## RECORDED DATA
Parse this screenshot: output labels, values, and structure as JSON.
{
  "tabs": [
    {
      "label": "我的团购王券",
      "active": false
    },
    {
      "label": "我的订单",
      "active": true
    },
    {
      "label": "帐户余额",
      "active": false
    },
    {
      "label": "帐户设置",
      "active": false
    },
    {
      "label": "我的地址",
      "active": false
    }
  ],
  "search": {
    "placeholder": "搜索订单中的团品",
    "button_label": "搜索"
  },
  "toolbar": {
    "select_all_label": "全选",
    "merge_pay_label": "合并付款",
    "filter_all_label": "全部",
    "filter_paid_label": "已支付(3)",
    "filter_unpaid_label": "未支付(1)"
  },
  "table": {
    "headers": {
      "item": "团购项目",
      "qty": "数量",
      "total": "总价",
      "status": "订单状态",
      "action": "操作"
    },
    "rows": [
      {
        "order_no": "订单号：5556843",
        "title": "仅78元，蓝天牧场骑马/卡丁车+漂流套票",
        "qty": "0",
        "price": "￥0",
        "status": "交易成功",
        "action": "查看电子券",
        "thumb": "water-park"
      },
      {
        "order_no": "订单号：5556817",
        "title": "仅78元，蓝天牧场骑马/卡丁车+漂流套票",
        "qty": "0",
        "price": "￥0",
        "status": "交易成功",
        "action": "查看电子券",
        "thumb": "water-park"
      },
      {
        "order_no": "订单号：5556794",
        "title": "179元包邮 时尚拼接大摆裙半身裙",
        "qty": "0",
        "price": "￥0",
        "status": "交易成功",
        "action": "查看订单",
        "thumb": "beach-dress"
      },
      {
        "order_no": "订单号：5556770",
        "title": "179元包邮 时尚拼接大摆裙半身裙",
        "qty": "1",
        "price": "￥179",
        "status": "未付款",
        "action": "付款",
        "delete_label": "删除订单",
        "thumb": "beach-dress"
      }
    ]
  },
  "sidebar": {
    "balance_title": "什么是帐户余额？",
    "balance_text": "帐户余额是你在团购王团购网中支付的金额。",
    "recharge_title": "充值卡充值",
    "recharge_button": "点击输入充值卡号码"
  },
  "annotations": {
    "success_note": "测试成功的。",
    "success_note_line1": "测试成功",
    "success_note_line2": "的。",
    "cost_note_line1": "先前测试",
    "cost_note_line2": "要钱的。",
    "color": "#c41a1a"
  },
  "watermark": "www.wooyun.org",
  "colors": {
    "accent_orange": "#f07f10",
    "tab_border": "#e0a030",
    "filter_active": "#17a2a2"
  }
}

* * *

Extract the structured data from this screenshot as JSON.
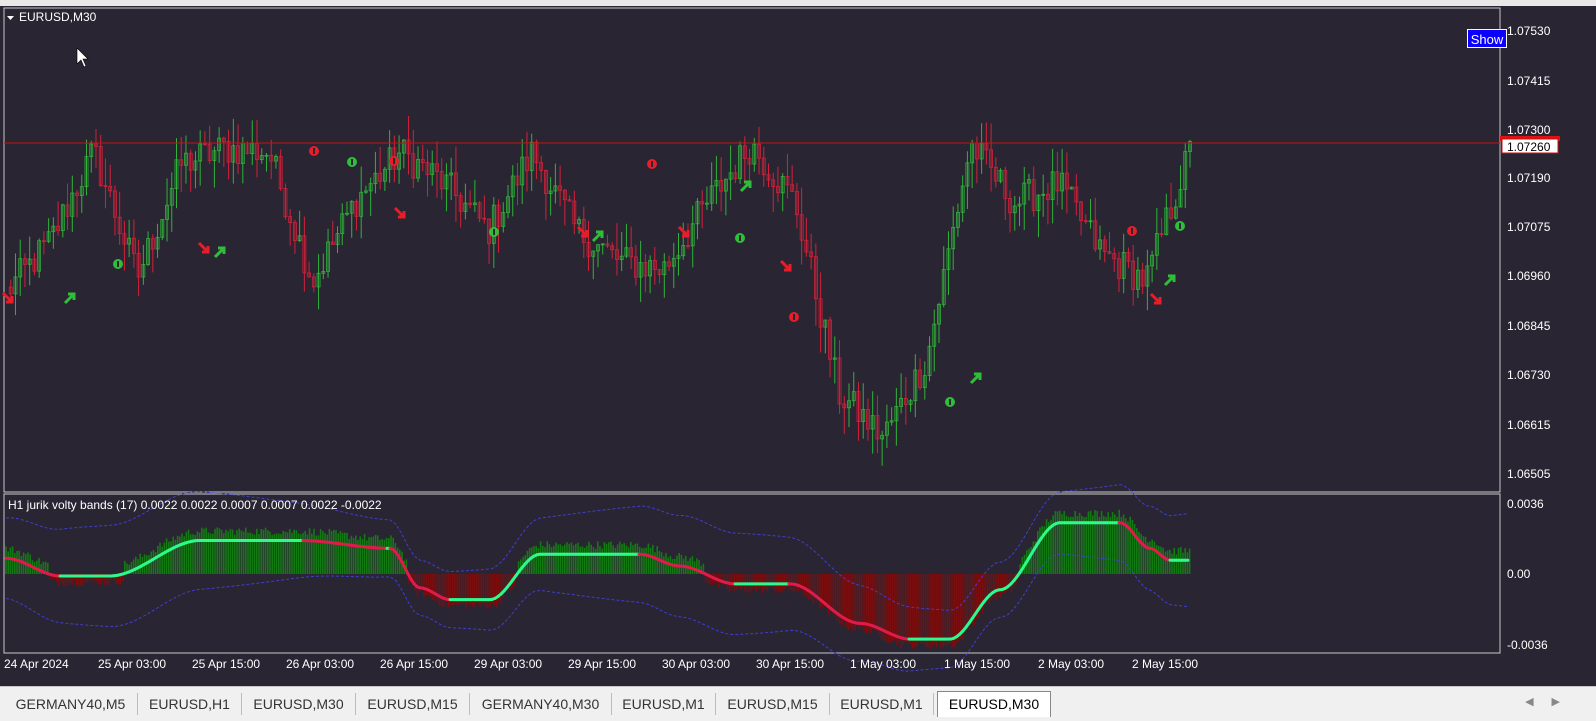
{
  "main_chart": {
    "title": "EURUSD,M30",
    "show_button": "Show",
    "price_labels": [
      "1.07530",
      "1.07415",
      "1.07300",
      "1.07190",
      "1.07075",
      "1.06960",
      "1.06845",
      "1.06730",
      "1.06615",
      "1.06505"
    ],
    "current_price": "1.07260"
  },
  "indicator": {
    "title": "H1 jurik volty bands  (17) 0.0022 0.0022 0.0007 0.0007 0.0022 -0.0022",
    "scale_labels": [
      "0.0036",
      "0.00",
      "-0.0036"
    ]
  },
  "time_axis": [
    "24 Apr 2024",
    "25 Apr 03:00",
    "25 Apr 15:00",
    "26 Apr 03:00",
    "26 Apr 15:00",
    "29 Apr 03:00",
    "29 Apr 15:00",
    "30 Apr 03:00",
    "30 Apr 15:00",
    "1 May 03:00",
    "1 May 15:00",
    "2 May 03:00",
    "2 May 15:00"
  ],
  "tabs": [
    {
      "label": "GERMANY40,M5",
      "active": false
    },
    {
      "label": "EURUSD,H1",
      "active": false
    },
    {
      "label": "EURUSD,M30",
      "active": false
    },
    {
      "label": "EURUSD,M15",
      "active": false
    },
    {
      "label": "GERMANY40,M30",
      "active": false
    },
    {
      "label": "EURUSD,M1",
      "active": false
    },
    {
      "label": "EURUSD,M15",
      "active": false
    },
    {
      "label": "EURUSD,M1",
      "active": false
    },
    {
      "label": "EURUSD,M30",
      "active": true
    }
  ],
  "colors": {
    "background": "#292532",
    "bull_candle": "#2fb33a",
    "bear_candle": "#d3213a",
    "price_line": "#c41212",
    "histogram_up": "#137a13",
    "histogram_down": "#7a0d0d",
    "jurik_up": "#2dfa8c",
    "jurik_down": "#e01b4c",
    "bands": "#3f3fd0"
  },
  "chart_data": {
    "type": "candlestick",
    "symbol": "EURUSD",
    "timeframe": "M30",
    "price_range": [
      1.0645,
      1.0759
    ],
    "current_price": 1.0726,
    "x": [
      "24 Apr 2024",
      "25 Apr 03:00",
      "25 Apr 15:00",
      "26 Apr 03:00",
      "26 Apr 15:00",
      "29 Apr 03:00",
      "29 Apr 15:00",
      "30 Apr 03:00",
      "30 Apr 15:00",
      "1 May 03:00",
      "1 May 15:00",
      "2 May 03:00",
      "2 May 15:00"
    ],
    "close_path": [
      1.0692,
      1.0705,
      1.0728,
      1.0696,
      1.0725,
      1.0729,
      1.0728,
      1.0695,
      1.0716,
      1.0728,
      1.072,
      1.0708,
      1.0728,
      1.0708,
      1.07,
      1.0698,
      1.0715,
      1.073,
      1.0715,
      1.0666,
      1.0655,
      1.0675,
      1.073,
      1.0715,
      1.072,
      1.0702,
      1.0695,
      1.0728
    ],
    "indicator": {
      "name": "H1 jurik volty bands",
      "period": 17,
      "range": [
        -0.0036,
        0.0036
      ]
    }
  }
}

## TASK INSTRUCTIONS
Select the lines from the entries that include the word "action".

## RESPONSE TO THIS EXERCISE
      "action": "操作"
        "action": "查看电子券",
        "action": "查看电子券",
        "action": "查看订单",
        "action": "付款",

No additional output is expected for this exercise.